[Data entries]
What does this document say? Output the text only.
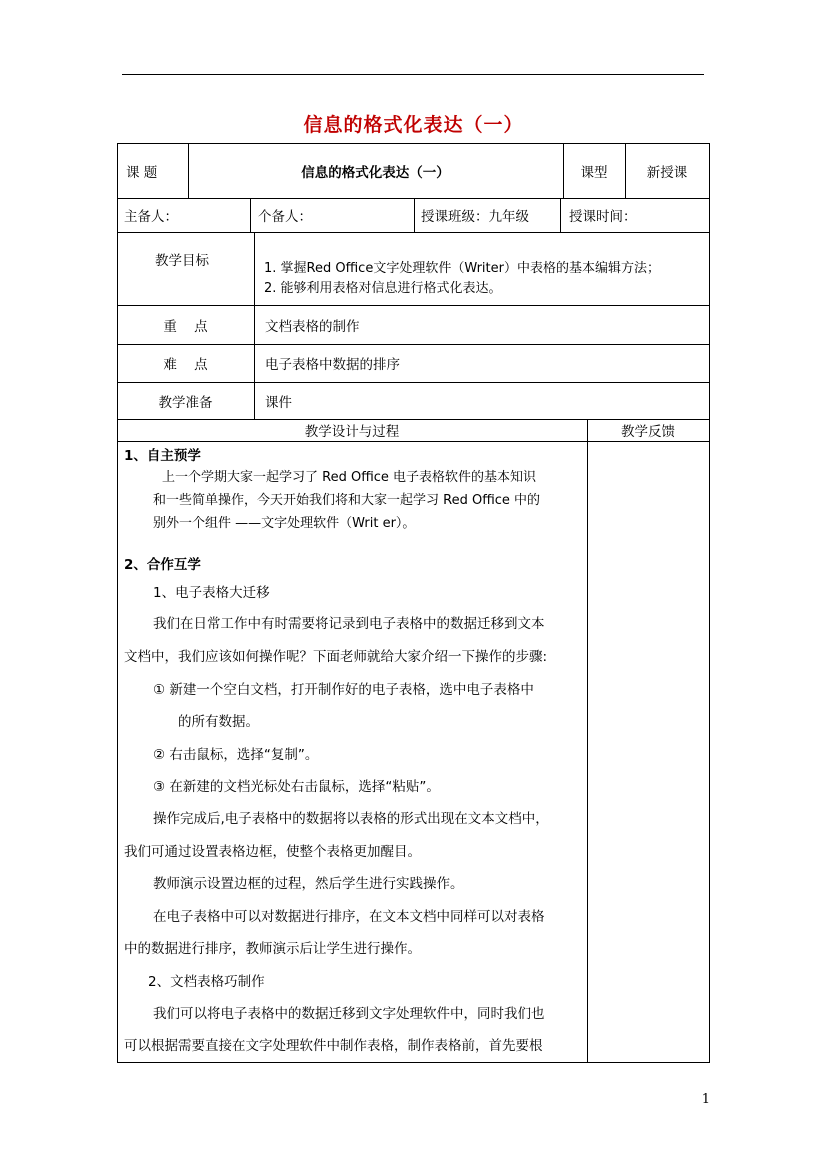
信息的格式化表达（一）
课 题	信息的格式化表达（一）	课型	新授课
主备人：	个备人：	授课班级：九年级	授课时间：
教学目标	1. 掌握Red Office文字处理软件（Writer）中表格的基本编辑方法；
2. 能够利用表格对信息进行格式化表达。
重    点	文档表格的制作
难    点	电子表格中数据的排序
教学准备	课件
教学设计与过程	教学反馈
1、自主预学
上一个学期大家一起学习了 Red Office 电子表格软件的基本知识
和一些简单操作，今天开始我们将和大家一起学习 Red Office 中的
别外一个组件 ——文字处理软件（Writ er）。
2、合作互学
1、电子表格大迁移
我们在日常工作中有时需要将记录到电子表格中的数据迁移到文本
文档中，我们应该如何操作呢？下面老师就给大家介绍一下操作的步骤:
① 新建一个空白文档，打开制作好的电子表格，选中电子表格中
的所有数据。
② 右击鼠标，选择“复制”。
③ 在新建的文档光标处右击鼠标，选择“粘贴”。
操作完成后,电子表格中的数据将以表格的形式出现在文本文档中，
我们可通过设置表格边框，使整个表格更加醒目。
教师演示设置边框的过程，然后学生进行实践操作。
在电子表格中可以对数据进行排序，在文本文档中同样可以对表格
中的数据进行排序，教师演示后让学生进行操作。
2、文档表格巧制作
我们可以将电子表格中的数据迁移到文字处理软件中，同时我们也
可以根据需要直接在文字处理软件中制作表格，制作表格前，首先要根
1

Description of the task:
Above are records with pictures; repeat the records exactly and leave the pictures out.

Exercise solution:
What does this document say? Output the text only.
信息的格式化表达（一）
课 题	信息的格式化表达（一）	课型	新授课
主备人：	个备人：	授课班级：九年级	授课时间：
教学目标	1. 掌握Red Office文字处理软件（Writer）中表格的基本编辑方法；
2. 能够利用表格对信息进行格式化表达。
重    点	文档表格的制作
难    点	电子表格中数据的排序
教学准备	课件
教学设计与过程	教学反馈
1、自主预学
上一个学期大家一起学习了 Red Office 电子表格软件的基本知识
和一些简单操作，今天开始我们将和大家一起学习 Red Office 中的
别外一个组件 ——文字处理软件（Writ er）。
2、合作互学
1、电子表格大迁移
我们在日常工作中有时需要将记录到电子表格中的数据迁移到文本
文档中，我们应该如何操作呢？下面老师就给大家介绍一下操作的步骤:
① 新建一个空白文档，打开制作好的电子表格，选中电子表格中
的所有数据。
② 右击鼠标，选择“复制”。
③ 在新建的文档光标处右击鼠标，选择“粘贴”。
操作完成后,电子表格中的数据将以表格的形式出现在文本文档中，
我们可通过设置表格边框，使整个表格更加醒目。
教师演示设置边框的过程，然后学生进行实践操作。
在电子表格中可以对数据进行排序，在文本文档中同样可以对表格
中的数据进行排序，教师演示后让学生进行操作。
2、文档表格巧制作
我们可以将电子表格中的数据迁移到文字处理软件中，同时我们也
可以根据需要直接在文字处理软件中制作表格，制作表格前，首先要根
1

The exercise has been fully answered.